GOAL OF THE EXERCISE:
Transcribe every entry word for word, leaving out all images.

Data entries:
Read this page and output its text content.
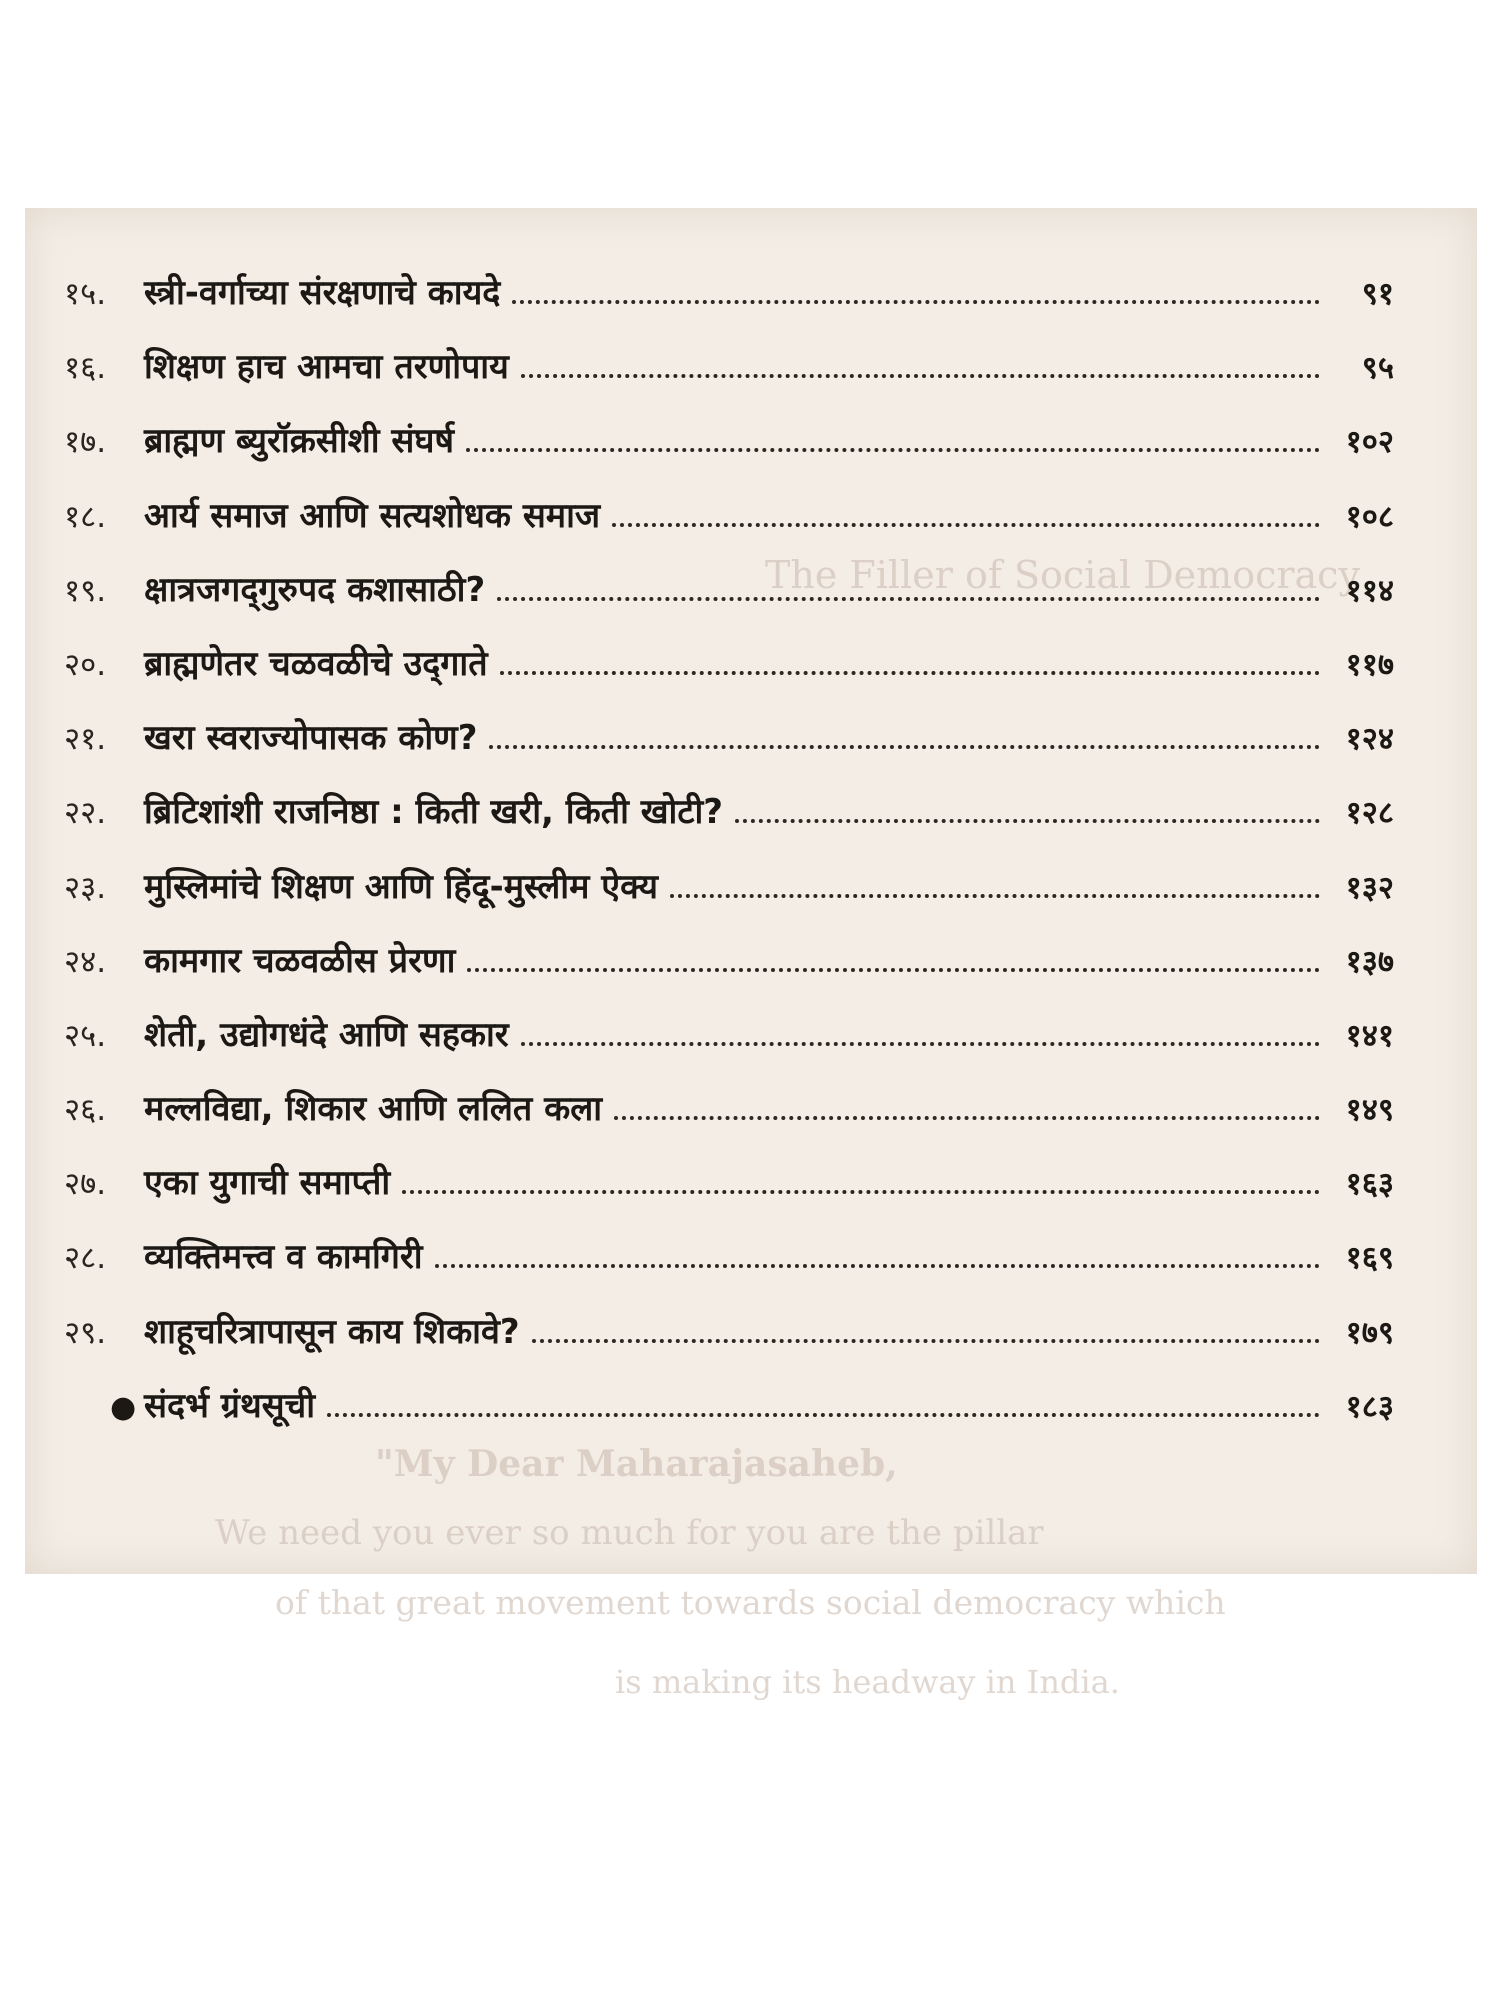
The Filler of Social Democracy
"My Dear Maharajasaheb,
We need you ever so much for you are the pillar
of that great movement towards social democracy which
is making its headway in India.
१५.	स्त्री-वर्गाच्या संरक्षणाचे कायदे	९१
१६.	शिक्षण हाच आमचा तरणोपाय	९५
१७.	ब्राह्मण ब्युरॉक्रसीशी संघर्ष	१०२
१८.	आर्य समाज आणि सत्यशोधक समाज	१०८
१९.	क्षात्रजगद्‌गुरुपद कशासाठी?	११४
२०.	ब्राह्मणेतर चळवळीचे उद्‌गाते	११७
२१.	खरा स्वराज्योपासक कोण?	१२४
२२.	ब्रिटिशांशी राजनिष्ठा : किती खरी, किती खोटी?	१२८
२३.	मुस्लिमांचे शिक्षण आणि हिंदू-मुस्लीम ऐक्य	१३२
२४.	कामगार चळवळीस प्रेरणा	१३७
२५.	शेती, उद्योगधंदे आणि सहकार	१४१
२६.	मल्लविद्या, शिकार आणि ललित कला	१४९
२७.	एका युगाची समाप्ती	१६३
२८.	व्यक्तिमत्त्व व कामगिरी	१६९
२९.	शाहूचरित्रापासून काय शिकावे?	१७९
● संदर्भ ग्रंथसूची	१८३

EXERCISE OUTPUT:
Read this page and output its text content.
The Filler of Social Democracy
"My Dear Maharajasaheb,
We need you ever so much for you are the pillar
of that great movement towards social democracy which
is making its headway in India.
१५.	स्त्री-वर्गाच्या संरक्षणाचे कायदे	९१
१६.	शिक्षण हाच आमचा तरणोपाय	९५
१७.	ब्राह्मण ब्युरॉक्रसीशी संघर्ष	१०२
१८.	आर्य समाज आणि सत्यशोधक समाज	१०८
१९.	क्षात्रजगद्‌गुरुपद कशासाठी?	११४
२०.	ब्राह्मणेतर चळवळीचे उद्‌गाते	११७
२१.	खरा स्वराज्योपासक कोण?	१२४
२२.	ब्रिटिशांशी राजनिष्ठा : किती खरी, किती खोटी?	१२८
२३.	मुस्लिमांचे शिक्षण आणि हिंदू-मुस्लीम ऐक्य	१३२
२४.	कामगार चळवळीस प्रेरणा	१३७
२५.	शेती, उद्योगधंदे आणि सहकार	१४१
२६.	मल्लविद्या, शिकार आणि ललित कला	१४९
२७.	एका युगाची समाप्ती	१६३
२८.	व्यक्तिमत्त्व व कामगिरी	१६९
२९.	शाहूचरित्रापासून काय शिकावे?	१७९
● संदर्भ ग्रंथसूची	१८३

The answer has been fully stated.